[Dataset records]

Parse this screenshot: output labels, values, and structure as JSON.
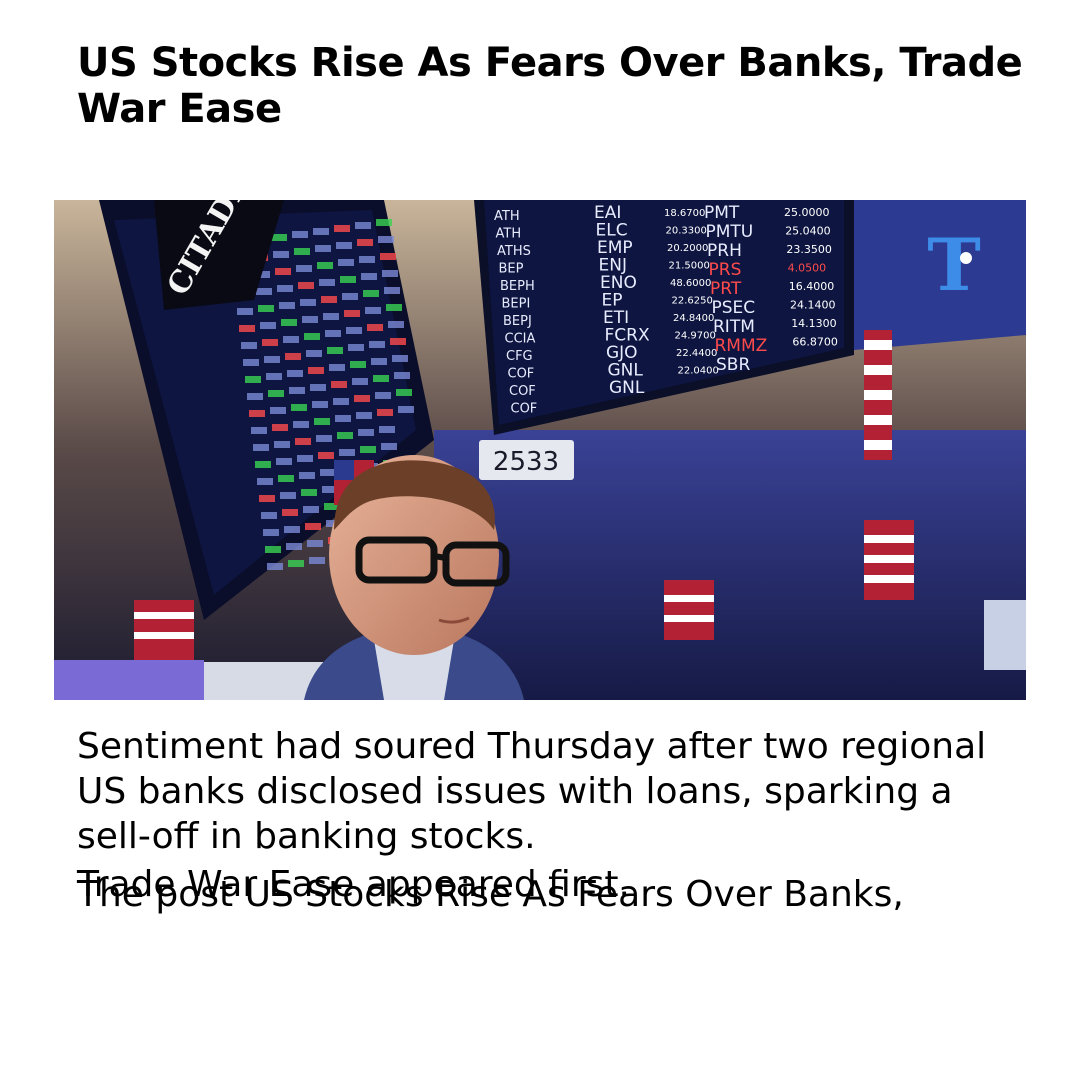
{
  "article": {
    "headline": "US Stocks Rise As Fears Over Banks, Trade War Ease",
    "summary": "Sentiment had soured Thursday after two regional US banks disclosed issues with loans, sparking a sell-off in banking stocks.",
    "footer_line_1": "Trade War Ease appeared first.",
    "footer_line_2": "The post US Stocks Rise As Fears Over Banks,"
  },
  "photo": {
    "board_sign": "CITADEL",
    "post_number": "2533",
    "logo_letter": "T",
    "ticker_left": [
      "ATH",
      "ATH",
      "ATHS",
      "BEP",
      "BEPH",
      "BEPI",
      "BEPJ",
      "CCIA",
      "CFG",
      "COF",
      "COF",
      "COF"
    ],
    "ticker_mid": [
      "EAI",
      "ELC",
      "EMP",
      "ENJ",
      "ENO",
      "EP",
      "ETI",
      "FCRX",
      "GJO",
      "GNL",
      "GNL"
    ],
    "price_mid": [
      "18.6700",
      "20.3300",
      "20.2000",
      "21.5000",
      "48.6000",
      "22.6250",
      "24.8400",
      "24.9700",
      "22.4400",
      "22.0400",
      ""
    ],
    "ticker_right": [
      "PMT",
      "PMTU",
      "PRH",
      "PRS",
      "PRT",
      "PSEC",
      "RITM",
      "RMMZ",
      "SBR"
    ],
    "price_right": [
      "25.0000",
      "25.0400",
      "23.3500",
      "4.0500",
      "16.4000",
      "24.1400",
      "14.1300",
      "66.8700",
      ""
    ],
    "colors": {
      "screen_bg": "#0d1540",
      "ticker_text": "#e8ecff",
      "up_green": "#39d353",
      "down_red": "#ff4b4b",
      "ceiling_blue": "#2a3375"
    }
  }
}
---
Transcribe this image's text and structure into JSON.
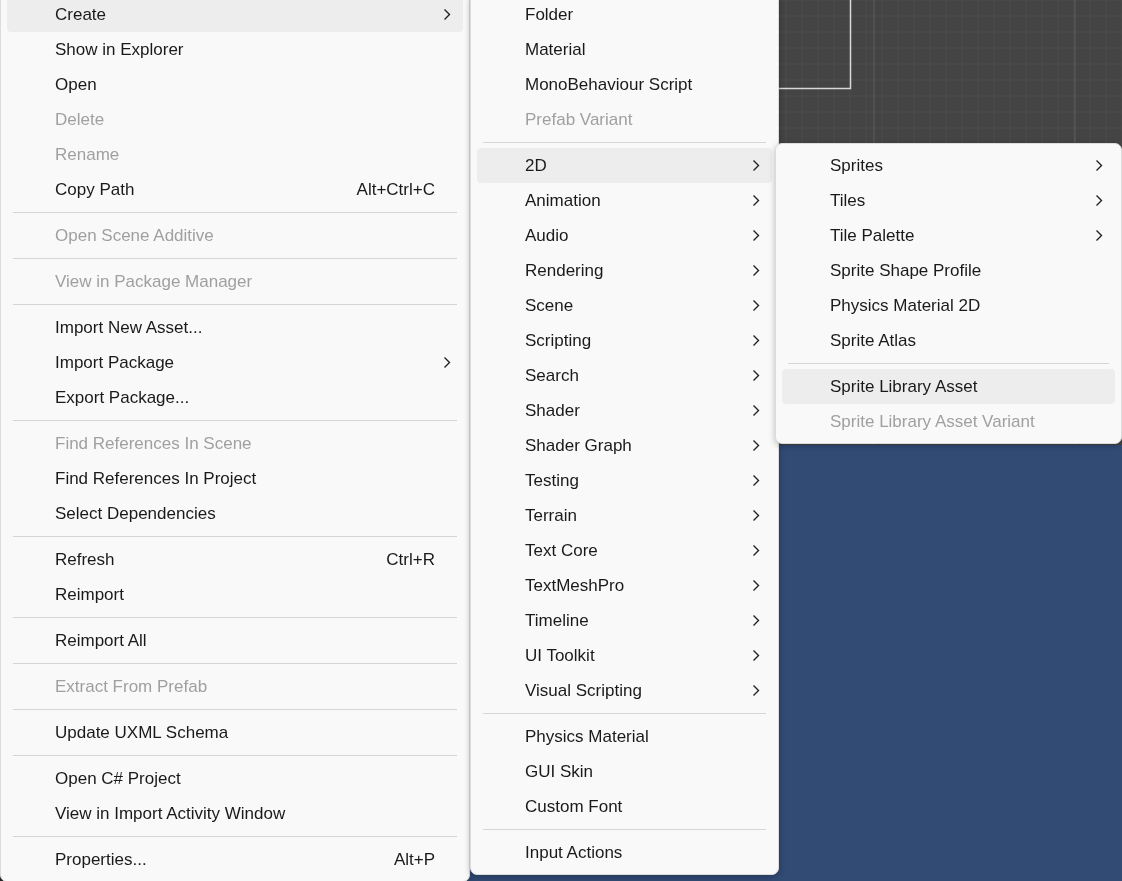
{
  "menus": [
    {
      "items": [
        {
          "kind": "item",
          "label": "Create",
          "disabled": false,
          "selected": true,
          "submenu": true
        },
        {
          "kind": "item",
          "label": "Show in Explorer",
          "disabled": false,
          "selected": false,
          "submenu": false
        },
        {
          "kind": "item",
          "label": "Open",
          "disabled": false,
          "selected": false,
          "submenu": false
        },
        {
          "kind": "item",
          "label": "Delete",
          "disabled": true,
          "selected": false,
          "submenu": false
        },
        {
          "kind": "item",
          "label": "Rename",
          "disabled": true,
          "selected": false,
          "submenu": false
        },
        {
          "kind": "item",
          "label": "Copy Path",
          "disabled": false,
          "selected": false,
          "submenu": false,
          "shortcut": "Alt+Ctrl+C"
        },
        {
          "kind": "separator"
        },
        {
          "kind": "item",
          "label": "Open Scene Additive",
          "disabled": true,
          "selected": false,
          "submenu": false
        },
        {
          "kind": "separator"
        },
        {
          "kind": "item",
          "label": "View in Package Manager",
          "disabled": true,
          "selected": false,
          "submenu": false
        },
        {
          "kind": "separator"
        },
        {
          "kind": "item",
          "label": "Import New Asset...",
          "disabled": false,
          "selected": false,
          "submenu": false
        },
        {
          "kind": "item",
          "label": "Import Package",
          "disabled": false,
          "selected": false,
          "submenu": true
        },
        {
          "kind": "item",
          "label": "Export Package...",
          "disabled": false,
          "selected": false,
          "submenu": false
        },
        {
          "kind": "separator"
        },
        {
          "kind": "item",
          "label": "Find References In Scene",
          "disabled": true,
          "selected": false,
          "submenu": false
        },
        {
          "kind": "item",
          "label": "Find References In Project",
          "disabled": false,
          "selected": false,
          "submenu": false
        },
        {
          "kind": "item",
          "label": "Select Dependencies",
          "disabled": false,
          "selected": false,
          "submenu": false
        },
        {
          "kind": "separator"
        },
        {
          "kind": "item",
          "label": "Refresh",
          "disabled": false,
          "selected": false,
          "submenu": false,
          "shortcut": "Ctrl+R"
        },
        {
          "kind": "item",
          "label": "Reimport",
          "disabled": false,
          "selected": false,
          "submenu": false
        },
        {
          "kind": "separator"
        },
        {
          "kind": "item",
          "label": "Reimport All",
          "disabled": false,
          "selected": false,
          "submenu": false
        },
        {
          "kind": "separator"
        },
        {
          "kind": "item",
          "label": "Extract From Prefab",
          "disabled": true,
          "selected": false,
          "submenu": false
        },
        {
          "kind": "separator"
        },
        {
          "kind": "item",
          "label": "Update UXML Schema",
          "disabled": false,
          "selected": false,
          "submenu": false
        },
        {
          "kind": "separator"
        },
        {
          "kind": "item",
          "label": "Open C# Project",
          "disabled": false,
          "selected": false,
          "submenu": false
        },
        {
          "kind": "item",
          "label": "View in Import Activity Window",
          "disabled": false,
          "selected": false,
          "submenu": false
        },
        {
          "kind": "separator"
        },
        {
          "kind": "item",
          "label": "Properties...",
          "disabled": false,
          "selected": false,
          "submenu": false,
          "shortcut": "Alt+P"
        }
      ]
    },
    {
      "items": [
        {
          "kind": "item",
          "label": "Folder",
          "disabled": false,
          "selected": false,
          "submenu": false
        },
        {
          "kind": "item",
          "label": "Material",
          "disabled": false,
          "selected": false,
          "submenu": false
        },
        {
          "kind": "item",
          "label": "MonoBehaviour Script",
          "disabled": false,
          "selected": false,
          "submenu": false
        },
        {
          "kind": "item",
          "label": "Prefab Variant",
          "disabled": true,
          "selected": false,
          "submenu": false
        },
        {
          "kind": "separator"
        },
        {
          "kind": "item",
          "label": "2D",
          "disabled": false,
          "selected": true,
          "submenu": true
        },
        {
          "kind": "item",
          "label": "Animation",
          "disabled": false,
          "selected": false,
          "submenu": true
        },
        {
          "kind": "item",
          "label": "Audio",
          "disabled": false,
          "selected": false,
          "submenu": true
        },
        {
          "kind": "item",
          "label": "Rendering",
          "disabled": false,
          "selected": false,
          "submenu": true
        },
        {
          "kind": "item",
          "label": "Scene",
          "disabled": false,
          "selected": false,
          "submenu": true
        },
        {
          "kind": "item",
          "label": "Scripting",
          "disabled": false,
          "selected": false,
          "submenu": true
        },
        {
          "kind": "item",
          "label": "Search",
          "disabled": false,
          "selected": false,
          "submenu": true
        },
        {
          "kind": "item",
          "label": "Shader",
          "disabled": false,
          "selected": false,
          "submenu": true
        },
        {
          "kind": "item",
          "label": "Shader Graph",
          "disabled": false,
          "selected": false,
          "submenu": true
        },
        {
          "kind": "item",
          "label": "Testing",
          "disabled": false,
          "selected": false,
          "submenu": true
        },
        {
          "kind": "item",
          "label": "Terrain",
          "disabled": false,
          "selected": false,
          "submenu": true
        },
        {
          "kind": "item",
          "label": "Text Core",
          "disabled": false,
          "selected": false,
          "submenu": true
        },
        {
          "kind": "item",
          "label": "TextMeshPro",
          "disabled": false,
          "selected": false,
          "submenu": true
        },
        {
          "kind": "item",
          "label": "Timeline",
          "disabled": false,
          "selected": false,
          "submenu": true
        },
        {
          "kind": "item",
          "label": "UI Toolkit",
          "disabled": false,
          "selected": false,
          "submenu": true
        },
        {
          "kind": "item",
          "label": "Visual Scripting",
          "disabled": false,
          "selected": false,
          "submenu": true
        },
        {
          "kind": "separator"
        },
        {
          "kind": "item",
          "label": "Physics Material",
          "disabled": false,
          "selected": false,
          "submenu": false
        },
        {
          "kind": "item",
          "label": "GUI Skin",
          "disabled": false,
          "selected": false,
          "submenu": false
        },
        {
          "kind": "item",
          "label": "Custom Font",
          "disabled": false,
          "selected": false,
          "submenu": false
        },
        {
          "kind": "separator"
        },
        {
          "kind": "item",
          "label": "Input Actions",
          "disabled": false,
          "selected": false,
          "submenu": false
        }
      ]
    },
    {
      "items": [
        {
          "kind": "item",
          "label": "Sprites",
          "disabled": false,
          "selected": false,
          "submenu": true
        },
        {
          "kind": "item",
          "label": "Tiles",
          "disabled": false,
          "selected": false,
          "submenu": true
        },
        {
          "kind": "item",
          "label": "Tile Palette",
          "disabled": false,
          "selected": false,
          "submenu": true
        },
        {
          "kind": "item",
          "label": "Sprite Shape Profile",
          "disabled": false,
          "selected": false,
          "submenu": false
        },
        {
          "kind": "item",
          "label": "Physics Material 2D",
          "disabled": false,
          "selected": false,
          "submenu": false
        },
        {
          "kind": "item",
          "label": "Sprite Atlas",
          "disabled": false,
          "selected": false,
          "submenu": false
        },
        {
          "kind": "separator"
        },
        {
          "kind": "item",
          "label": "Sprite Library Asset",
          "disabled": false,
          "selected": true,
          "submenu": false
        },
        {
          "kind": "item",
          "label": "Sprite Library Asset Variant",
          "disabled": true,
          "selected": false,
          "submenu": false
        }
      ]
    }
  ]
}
==
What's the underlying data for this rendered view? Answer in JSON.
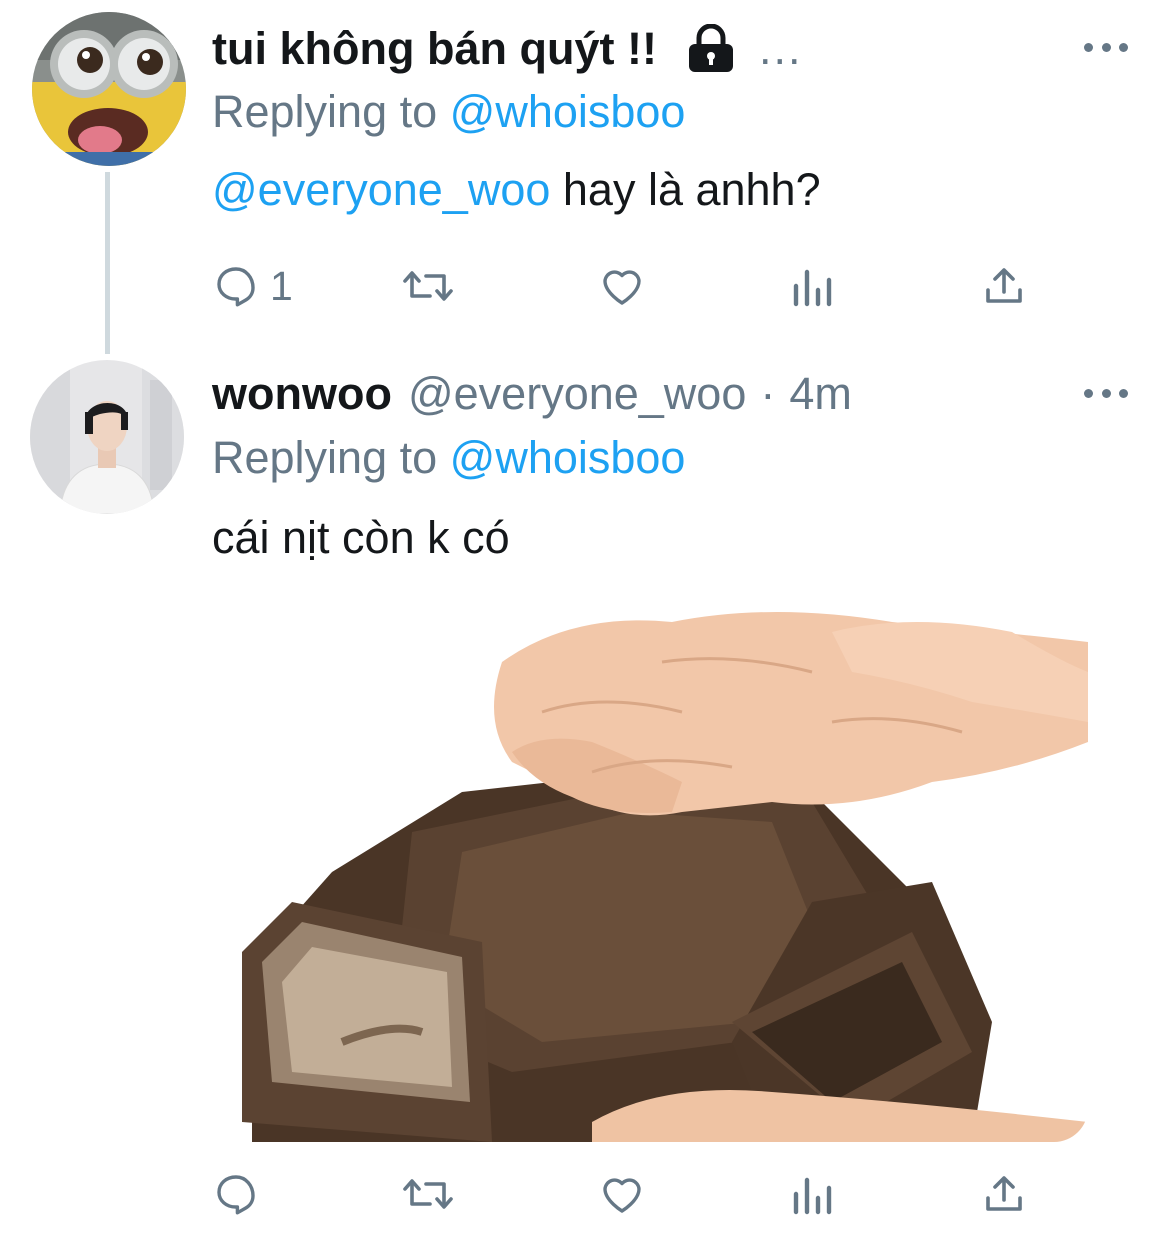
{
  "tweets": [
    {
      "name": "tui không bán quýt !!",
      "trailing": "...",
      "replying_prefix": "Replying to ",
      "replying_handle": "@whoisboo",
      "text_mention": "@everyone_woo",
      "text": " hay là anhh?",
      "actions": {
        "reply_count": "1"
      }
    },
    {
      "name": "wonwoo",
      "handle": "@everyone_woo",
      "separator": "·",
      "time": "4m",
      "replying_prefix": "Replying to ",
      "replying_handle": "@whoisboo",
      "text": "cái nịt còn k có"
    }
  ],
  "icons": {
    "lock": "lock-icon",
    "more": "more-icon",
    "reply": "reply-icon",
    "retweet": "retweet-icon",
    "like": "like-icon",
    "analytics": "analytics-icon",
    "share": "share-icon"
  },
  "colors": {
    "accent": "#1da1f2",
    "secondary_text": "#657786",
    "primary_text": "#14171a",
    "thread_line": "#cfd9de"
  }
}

**PROBLEM REQUIREMENTS**
In the listing, find each line with the string "Ease" and copy it.

**WORKED SOLUTION**
    "headline": "US Stocks Rise As Fears Over Banks, Trade War Ease",
    "footer_line_1": "Trade War Ease appeared first.",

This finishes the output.